• [GIVEN REQUEST]:
Determine how many lines include the string "GAPDH". Output that number only.
** start of TASK MATERIAL **
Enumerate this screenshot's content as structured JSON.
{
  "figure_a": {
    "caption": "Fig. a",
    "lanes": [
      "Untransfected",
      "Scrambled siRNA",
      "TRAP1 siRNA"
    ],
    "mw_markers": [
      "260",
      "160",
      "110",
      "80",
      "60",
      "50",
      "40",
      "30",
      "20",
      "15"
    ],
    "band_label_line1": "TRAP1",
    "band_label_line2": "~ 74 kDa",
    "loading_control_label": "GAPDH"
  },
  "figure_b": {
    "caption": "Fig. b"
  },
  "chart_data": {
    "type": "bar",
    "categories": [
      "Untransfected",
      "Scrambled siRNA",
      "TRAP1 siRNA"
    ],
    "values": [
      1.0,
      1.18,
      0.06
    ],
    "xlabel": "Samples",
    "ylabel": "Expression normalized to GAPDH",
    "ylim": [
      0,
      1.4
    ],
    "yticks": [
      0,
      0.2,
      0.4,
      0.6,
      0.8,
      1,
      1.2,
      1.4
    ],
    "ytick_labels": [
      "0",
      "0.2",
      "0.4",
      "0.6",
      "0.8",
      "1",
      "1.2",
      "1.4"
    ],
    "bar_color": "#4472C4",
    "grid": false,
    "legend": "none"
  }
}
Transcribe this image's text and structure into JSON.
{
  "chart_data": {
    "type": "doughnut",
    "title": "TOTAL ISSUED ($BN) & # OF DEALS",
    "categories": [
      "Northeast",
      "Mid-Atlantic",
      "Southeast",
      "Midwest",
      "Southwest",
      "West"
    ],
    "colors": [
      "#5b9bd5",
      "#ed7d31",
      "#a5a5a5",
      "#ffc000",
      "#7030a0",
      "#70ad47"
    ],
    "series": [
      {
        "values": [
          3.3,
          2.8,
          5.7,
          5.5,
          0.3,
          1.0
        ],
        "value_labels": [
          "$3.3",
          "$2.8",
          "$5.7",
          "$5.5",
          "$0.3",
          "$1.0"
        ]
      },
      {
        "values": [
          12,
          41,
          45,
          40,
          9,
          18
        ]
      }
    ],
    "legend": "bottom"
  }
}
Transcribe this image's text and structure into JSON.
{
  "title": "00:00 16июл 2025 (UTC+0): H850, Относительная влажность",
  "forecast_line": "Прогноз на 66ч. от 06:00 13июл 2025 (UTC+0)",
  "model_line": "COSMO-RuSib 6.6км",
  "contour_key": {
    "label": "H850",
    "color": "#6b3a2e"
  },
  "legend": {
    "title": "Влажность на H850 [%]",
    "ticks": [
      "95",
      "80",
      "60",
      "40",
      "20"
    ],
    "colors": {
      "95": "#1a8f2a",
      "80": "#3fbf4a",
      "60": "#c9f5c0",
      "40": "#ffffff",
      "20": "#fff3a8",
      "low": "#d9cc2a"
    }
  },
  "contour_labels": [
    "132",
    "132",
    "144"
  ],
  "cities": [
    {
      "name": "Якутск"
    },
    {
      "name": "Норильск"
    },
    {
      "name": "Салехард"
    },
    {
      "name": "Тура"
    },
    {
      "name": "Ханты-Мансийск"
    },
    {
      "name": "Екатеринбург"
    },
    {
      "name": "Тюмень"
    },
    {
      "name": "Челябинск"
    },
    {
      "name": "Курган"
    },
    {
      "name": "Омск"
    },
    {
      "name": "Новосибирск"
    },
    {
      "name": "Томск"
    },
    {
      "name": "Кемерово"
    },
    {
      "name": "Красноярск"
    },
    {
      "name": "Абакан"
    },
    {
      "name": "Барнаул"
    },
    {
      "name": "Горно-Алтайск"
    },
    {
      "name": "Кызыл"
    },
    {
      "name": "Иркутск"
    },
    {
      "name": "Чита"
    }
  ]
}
** end of TASK MATERIAL **
• [RESULT OF THE TASK]:
2